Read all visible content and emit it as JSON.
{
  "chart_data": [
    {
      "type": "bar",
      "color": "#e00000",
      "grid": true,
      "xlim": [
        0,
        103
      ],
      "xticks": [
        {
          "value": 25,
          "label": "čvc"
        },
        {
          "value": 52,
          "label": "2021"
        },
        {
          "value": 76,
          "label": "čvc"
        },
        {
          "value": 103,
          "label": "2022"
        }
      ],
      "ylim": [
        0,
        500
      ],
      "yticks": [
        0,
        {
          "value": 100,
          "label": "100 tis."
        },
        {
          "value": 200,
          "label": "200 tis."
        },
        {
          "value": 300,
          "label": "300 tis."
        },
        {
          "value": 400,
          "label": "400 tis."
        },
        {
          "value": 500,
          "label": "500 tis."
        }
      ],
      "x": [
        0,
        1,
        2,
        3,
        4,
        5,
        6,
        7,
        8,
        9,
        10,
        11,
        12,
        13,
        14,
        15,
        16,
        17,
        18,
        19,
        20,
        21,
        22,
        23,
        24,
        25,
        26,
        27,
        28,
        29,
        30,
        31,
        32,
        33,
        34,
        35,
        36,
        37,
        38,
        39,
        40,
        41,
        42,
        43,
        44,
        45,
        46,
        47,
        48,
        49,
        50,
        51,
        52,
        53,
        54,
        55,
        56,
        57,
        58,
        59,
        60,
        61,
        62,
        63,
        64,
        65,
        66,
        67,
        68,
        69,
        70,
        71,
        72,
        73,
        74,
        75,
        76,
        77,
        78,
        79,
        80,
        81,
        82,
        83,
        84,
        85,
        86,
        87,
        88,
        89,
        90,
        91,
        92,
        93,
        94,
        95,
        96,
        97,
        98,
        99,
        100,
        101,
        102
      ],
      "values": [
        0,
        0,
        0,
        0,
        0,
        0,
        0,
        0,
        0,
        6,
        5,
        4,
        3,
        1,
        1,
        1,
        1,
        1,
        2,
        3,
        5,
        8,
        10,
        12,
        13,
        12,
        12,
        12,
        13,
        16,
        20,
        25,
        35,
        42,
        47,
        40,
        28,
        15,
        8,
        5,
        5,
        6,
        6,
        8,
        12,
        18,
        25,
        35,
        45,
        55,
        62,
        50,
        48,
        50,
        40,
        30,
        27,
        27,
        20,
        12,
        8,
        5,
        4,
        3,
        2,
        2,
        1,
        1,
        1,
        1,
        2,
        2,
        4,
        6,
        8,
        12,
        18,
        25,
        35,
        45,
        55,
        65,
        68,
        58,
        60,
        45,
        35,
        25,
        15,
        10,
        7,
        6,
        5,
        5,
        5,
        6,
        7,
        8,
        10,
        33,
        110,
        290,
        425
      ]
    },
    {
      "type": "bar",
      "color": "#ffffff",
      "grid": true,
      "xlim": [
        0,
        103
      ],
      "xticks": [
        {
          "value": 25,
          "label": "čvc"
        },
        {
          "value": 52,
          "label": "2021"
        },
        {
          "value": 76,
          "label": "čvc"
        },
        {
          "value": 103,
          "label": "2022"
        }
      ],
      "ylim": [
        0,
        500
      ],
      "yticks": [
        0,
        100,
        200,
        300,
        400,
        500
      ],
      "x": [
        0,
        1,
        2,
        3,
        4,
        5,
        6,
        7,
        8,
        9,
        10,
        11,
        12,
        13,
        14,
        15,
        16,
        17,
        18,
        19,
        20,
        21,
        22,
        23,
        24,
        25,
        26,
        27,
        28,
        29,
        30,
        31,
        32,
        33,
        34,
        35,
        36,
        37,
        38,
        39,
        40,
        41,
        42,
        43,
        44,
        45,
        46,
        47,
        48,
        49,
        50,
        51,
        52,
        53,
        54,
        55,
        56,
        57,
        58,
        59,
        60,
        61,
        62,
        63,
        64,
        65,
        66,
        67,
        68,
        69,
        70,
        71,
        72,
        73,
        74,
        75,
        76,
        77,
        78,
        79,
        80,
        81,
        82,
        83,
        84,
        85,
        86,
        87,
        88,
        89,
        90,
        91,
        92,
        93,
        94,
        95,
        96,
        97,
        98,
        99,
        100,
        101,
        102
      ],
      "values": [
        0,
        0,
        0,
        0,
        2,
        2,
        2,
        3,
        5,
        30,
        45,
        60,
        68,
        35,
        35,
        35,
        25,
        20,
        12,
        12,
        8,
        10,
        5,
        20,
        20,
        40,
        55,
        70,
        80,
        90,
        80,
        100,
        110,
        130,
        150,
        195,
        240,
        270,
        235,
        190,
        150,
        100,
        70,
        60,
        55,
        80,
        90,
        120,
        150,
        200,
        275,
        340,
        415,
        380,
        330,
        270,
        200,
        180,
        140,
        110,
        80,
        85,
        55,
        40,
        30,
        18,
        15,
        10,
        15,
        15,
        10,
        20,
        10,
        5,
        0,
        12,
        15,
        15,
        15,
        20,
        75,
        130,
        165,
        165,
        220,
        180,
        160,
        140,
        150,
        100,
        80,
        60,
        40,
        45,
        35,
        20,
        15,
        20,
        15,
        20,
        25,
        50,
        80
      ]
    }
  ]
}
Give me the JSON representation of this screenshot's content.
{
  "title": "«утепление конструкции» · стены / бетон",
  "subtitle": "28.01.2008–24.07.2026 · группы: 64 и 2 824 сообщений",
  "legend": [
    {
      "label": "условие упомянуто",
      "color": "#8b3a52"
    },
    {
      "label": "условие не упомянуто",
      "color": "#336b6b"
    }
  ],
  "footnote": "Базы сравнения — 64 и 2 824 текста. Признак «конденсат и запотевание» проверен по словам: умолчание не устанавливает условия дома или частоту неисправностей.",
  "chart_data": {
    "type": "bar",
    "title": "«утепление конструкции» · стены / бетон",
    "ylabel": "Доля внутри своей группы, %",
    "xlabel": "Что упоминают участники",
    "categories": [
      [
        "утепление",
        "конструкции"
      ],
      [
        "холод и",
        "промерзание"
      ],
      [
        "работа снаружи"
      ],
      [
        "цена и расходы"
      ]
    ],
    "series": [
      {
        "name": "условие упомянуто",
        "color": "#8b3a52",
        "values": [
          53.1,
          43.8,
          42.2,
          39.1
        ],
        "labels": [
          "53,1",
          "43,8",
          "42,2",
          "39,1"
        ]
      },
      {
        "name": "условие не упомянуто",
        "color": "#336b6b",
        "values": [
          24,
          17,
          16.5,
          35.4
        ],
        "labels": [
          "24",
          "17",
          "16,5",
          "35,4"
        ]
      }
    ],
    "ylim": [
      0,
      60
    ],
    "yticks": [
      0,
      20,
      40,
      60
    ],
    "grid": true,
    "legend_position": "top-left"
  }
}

---

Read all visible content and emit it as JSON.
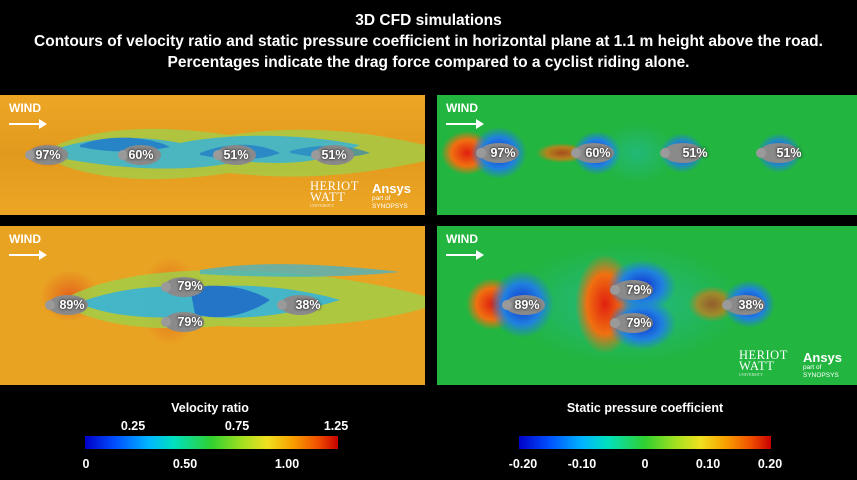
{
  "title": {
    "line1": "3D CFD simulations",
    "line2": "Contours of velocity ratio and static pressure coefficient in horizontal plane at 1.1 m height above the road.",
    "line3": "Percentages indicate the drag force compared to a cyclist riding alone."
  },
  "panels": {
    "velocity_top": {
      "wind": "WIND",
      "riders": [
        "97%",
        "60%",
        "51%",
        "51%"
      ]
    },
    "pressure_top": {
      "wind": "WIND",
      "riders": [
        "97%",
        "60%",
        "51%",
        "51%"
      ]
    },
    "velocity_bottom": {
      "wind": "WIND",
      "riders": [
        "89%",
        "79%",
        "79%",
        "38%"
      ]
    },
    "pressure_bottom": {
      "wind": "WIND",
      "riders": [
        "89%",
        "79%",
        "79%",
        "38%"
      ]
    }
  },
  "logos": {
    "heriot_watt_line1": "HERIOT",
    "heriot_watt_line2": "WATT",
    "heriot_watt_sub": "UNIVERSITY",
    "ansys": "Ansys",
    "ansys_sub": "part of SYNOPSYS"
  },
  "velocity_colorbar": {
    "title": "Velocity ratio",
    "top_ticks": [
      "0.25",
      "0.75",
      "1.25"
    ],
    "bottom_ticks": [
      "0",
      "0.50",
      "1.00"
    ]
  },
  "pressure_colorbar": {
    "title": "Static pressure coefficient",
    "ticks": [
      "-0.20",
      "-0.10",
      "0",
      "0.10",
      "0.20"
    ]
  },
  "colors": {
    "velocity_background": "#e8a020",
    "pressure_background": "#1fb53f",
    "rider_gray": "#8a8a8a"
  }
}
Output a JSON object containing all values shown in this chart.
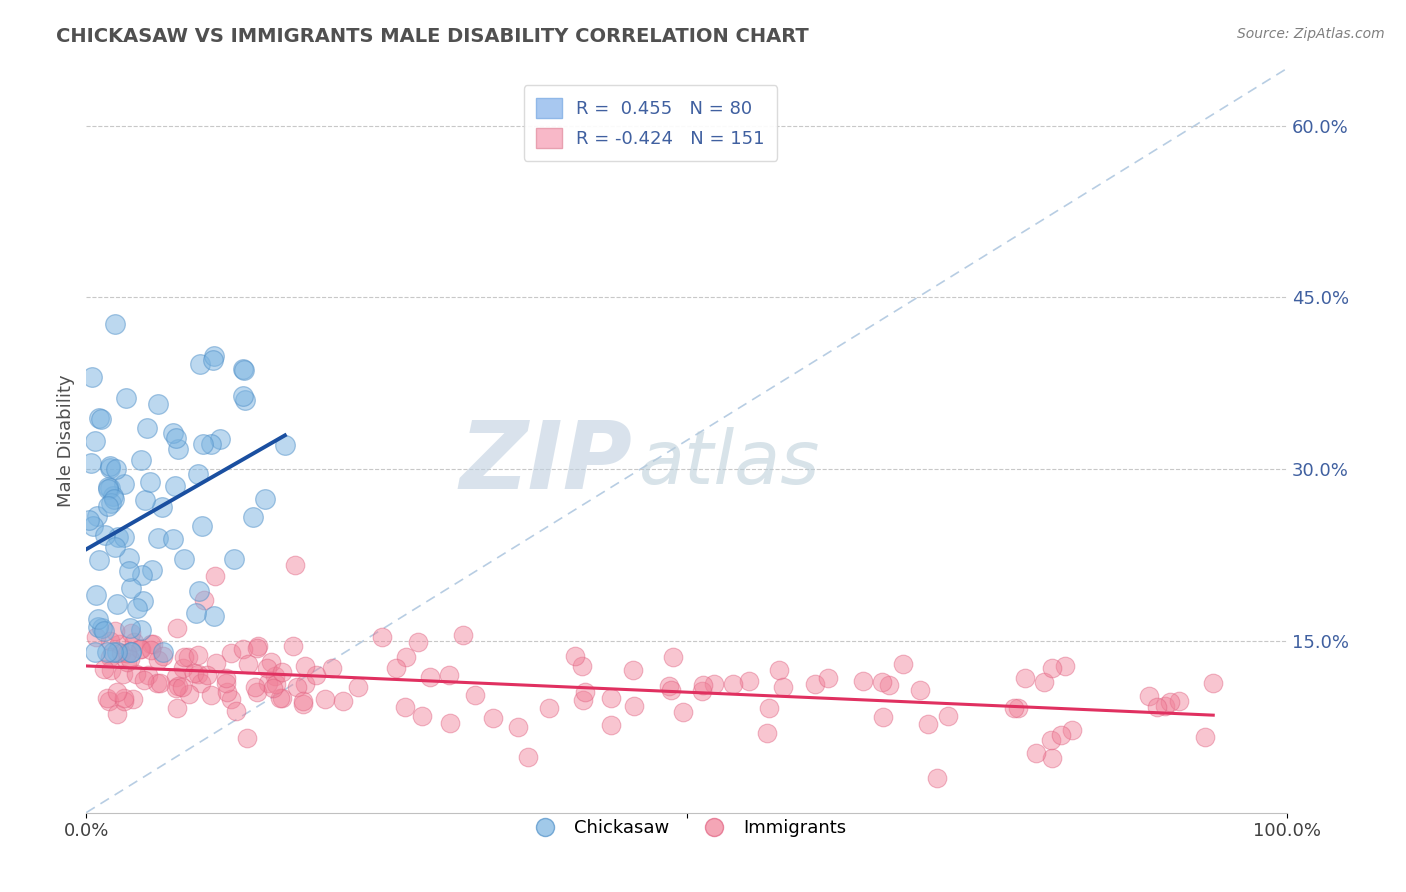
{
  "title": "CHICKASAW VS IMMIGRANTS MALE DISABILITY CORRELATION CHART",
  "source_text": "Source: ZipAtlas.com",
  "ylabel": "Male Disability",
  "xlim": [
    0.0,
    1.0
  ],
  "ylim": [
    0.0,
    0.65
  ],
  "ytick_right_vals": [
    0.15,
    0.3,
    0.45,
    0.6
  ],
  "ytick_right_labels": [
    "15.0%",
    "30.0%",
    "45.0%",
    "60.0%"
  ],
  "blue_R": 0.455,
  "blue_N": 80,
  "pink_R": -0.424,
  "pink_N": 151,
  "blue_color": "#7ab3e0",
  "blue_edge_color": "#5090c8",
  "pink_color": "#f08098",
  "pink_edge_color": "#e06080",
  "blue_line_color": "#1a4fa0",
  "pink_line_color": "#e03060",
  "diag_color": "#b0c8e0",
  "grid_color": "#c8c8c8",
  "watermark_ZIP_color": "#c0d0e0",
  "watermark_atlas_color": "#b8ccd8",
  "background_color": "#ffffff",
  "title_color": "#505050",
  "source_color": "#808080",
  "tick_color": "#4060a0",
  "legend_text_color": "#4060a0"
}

§ **TASK DETAILS**
Scan the records above for the string "JSON", then select every line that holds it.

§ **COMPLETED EXERCISE**
Read all visible content and emit it as JSON.
Give me the JSON representation of this screenshot's content.
Read all visible content and emit it as JSON.
Output a JSON object containing all values shown in this chart.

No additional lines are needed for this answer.